Collection entries:
########
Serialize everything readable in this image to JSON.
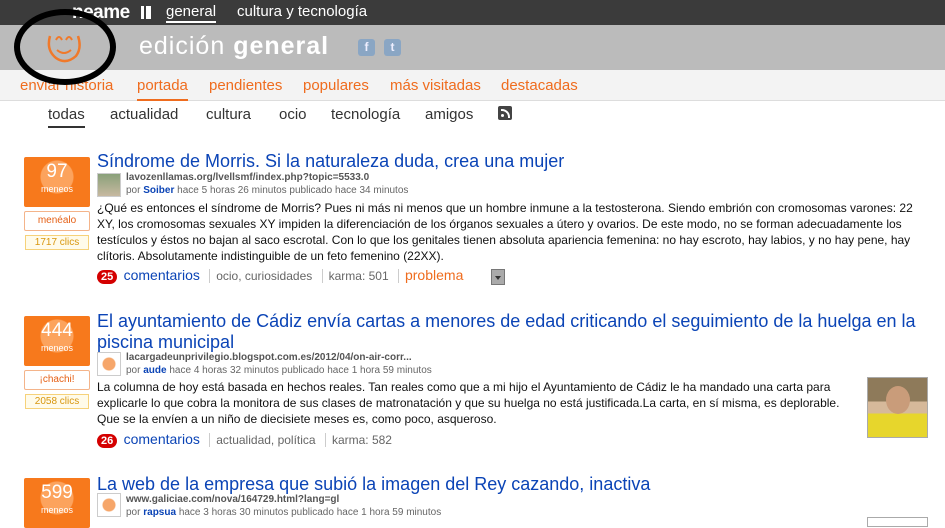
{
  "topbar": {
    "brand": "neame",
    "tabs": [
      {
        "label": "general"
      },
      {
        "label": "cultura y tecnología"
      }
    ]
  },
  "header": {
    "edition_prefix": "edición",
    "edition_name": "general",
    "social": [
      {
        "icon": "facebook-icon",
        "glyph": "f"
      },
      {
        "icon": "twitter-icon",
        "glyph": "t"
      }
    ]
  },
  "nav": {
    "items": [
      {
        "label": "enviar historia"
      },
      {
        "label": "portada"
      },
      {
        "label": "pendientes"
      },
      {
        "label": "populares"
      },
      {
        "label": "más visitadas"
      },
      {
        "label": "destacadas"
      }
    ]
  },
  "subnav": {
    "items": [
      {
        "label": "todas"
      },
      {
        "label": "actualidad"
      },
      {
        "label": "cultura"
      },
      {
        "label": "ocio"
      },
      {
        "label": "tecnología"
      },
      {
        "label": "amigos"
      }
    ],
    "rss_icon": "rss-icon"
  },
  "news": [
    {
      "votes": "97",
      "votes_label": "meneos",
      "action": "menéalo",
      "clicks": "1717 clics",
      "title": "Síndrome de Morris. Si la naturaleza duda, crea una mujer",
      "url": "lavozenllamas.org/lvellsmf/index.php?topic=5533.0",
      "by_prefix": "por",
      "user": "Soiber",
      "time": "hace 5 horas 26 minutos publicado hace 34 minutos",
      "body": "¿Qué es entonces el síndrome de Morris? Pues ni más ni menos que un hombre inmune a la testosterona. Siendo embrión con cromosomas varones: 22 XY, los cromosomas sexuales XY impiden la diferenciación de los órganos sexuales a útero y ovarios. De este modo, no se forman adecuadamente los testículos y éstos no bajan al saco escrotal. Con lo que los genitales tienen absoluta apariencia femenina: no hay escroto, hay labios, y no hay pene, hay clítoris. Absolutamente indistinguible de un feto femenino (22XX).",
      "comments_count": "25",
      "comments_label": "comentarios",
      "tags": "ocio, curiosidades",
      "karma": "karma: 501",
      "problem": "problema"
    },
    {
      "votes": "444",
      "votes_label": "meneos",
      "action": "¡chachi!",
      "clicks": "2058 clics",
      "title": "El ayuntamiento de Cádiz envía cartas a menores de edad criticando el seguimiento de la huelga en la piscina municipal",
      "url": "lacargadeunprivilegio.blogspot.com.es/2012/04/on-air-corr...",
      "by_prefix": "por",
      "user": "aude",
      "time": "hace 4 horas 32 minutos publicado hace 1 hora 59 minutos",
      "body": "La columna de hoy está basada en hechos reales. Tan reales como que a mi hijo el Ayuntamiento de Cádiz le ha mandado una carta para explicarle lo que cobra la monitora de sus clases de matronatación y que su huelga no está justificada.La carta, en sí misma, es deplorable. Que se la envíen a un niño de diecisiete meses es, como poco, asqueroso.",
      "comments_count": "26",
      "comments_label": "comentarios",
      "tags": "actualidad, política",
      "karma": "karma: 582"
    },
    {
      "votes": "599",
      "votes_label": "meneos",
      "title": "La web de la empresa que subió la imagen del Rey cazando, inactiva",
      "url": "www.galiciae.com/nova/164729.html?lang=gl",
      "by_prefix": "por",
      "user": "rapsua",
      "time": "hace 3 horas 30 minutos publicado hace 1 hora 59 minutos"
    }
  ]
}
########
What needs to be done: Say how many lines in the entries contain the string "hace", and say nothing else.

Full answer: 3